Every line below is to be quoted exactly, with nothing added or dropped.
** BEGIN Listing **
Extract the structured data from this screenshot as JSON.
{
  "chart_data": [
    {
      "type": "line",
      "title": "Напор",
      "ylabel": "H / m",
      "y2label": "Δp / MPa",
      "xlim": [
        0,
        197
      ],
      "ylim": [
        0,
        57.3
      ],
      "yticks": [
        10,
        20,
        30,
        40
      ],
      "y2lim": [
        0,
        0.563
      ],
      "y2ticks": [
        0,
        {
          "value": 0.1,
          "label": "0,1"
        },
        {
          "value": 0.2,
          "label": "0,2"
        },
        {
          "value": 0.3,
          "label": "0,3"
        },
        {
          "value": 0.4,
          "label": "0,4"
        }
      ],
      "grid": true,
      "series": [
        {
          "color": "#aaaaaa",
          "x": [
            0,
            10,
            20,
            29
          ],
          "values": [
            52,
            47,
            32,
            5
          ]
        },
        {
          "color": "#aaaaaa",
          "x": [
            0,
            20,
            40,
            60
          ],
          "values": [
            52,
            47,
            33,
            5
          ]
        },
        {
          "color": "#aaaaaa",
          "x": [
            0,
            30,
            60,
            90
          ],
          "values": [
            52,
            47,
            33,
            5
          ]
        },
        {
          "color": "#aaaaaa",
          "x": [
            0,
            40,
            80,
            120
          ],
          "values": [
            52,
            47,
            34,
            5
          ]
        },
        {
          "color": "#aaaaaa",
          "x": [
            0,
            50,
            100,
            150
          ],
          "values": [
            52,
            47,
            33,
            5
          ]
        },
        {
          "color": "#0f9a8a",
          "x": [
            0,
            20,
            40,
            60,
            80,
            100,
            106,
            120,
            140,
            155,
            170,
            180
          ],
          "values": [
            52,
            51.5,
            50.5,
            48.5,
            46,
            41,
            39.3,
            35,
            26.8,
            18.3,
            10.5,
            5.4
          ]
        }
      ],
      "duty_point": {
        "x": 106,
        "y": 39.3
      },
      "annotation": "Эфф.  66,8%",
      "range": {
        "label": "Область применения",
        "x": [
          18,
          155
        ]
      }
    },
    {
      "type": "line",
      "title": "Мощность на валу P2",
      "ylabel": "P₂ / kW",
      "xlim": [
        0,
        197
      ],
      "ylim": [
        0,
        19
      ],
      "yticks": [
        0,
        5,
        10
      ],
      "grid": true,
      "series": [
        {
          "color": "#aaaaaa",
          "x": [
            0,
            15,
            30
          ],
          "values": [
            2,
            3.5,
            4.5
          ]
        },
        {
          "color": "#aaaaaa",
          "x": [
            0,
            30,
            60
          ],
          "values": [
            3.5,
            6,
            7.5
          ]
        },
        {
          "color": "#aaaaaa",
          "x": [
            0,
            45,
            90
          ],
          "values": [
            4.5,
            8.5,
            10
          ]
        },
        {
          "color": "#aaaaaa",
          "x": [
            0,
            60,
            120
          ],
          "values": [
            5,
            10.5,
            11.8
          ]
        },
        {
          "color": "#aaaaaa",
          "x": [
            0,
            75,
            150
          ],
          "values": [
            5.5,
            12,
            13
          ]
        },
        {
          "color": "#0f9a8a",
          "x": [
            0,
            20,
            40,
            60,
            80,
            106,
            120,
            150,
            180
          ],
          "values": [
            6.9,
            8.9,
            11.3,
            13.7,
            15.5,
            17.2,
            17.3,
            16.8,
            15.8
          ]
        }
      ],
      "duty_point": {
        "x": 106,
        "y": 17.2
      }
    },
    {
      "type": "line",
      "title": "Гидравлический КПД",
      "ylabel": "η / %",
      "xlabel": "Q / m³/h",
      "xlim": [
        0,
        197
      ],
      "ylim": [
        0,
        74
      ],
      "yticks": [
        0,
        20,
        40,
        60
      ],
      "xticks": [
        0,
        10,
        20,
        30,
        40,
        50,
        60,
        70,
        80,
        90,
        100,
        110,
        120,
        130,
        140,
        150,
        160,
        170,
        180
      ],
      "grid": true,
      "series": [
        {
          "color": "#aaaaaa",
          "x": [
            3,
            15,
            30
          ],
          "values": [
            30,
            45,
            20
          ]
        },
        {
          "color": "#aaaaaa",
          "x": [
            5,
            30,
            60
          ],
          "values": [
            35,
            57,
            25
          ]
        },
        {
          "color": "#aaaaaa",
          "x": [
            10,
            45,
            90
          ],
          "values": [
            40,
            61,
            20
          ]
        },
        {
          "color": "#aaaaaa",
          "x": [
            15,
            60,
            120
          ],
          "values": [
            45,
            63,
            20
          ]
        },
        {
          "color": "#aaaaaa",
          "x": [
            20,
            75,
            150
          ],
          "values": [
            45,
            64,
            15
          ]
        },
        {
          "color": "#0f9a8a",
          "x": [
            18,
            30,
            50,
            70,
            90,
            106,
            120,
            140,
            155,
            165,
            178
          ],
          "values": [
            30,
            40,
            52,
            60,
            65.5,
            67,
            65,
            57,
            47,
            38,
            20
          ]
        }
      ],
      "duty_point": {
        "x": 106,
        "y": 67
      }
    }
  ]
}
** END Listing **
Answer:
Extract the structured data from this screenshot as JSON.
{
  "chart_data": [
    {
      "type": "line",
      "title": "Напор",
      "ylabel": "H / m",
      "y2label": "Δp / MPa",
      "xlim": [
        0,
        197
      ],
      "ylim": [
        0,
        57.3
      ],
      "yticks": [
        10,
        20,
        30,
        40
      ],
      "y2lim": [
        0,
        0.563
      ],
      "y2ticks": [
        0,
        {
          "value": 0.1,
          "label": "0,1"
        },
        {
          "value": 0.2,
          "label": "0,2"
        },
        {
          "value": 0.3,
          "label": "0,3"
        },
        {
          "value": 0.4,
          "label": "0,4"
        }
      ],
      "grid": true,
      "series": [
        {
          "color": "#aaaaaa",
          "x": [
            0,
            10,
            20,
            29
          ],
          "values": [
            52,
            47,
            32,
            5
          ]
        },
        {
          "color": "#aaaaaa",
          "x": [
            0,
            20,
            40,
            60
          ],
          "values": [
            52,
            47,
            33,
            5
          ]
        },
        {
          "color": "#aaaaaa",
          "x": [
            0,
            30,
            60,
            90
          ],
          "values": [
            52,
            47,
            33,
            5
          ]
        },
        {
          "color": "#aaaaaa",
          "x": [
            0,
            40,
            80,
            120
          ],
          "values": [
            52,
            47,
            34,
            5
          ]
        },
        {
          "color": "#aaaaaa",
          "x": [
            0,
            50,
            100,
            150
          ],
          "values": [
            52,
            47,
            33,
            5
          ]
        },
        {
          "color": "#0f9a8a",
          "x": [
            0,
            20,
            40,
            60,
            80,
            100,
            106,
            120,
            140,
            155,
            170,
            180
          ],
          "values": [
            52,
            51.5,
            50.5,
            48.5,
            46,
            41,
            39.3,
            35,
            26.8,
            18.3,
            10.5,
            5.4
          ]
        }
      ],
      "duty_point": {
        "x": 106,
        "y": 39.3
      },
      "annotation": "Эфф.  66,8%",
      "range": {
        "label": "Область применения",
        "x": [
          18,
          155
        ]
      }
    },
    {
      "type": "line",
      "title": "Мощность на валу P2",
      "ylabel": "P₂ / kW",
      "xlim": [
        0,
        197
      ],
      "ylim": [
        0,
        19
      ],
      "yticks": [
        0,
        5,
        10
      ],
      "grid": true,
      "series": [
        {
          "color": "#aaaaaa",
          "x": [
            0,
            15,
            30
          ],
          "values": [
            2,
            3.5,
            4.5
          ]
        },
        {
          "color": "#aaaaaa",
          "x": [
            0,
            30,
            60
          ],
          "values": [
            3.5,
            6,
            7.5
          ]
        },
        {
          "color": "#aaaaaa",
          "x": [
            0,
            45,
            90
          ],
          "values": [
            4.5,
            8.5,
            10
          ]
        },
        {
          "color": "#aaaaaa",
          "x": [
            0,
            60,
            120
          ],
          "values": [
            5,
            10.5,
            11.8
          ]
        },
        {
          "color": "#aaaaaa",
          "x": [
            0,
            75,
            150
          ],
          "values": [
            5.5,
            12,
            13
          ]
        },
        {
          "color": "#0f9a8a",
          "x": [
            0,
            20,
            40,
            60,
            80,
            106,
            120,
            150,
            180
          ],
          "values": [
            6.9,
            8.9,
            11.3,
            13.7,
            15.5,
            17.2,
            17.3,
            16.8,
            15.8
          ]
        }
      ],
      "duty_point": {
        "x": 106,
        "y": 17.2
      }
    },
    {
      "type": "line",
      "title": "Гидравлический КПД",
      "ylabel": "η / %",
      "xlabel": "Q / m³/h",
      "xlim": [
        0,
        197
      ],
      "ylim": [
        0,
        74
      ],
      "yticks": [
        0,
        20,
        40,
        60
      ],
      "xticks": [
        0,
        10,
        20,
        30,
        40,
        50,
        60,
        70,
        80,
        90,
        100,
        110,
        120,
        130,
        140,
        150,
        160,
        170,
        180
      ],
      "grid": true,
      "series": [
        {
          "color": "#aaaaaa",
          "x": [
            3,
            15,
            30
          ],
          "values": [
            30,
            45,
            20
          ]
        },
        {
          "color": "#aaaaaa",
          "x": [
            5,
            30,
            60
          ],
          "values": [
            35,
            57,
            25
          ]
        },
        {
          "color": "#aaaaaa",
          "x": [
            10,
            45,
            90
          ],
          "values": [
            40,
            61,
            20
          ]
        },
        {
          "color": "#aaaaaa",
          "x": [
            15,
            60,
            120
          ],
          "values": [
            45,
            63,
            20
          ]
        },
        {
          "color": "#aaaaaa",
          "x": [
            20,
            75,
            150
          ],
          "values": [
            45,
            64,
            15
          ]
        },
        {
          "color": "#0f9a8a",
          "x": [
            18,
            30,
            50,
            70,
            90,
            106,
            120,
            140,
            155,
            165,
            178
          ],
          "values": [
            30,
            40,
            52,
            60,
            65.5,
            67,
            65,
            57,
            47,
            38,
            20
          ]
        }
      ],
      "duty_point": {
        "x": 106,
        "y": 67
      }
    }
  ]
}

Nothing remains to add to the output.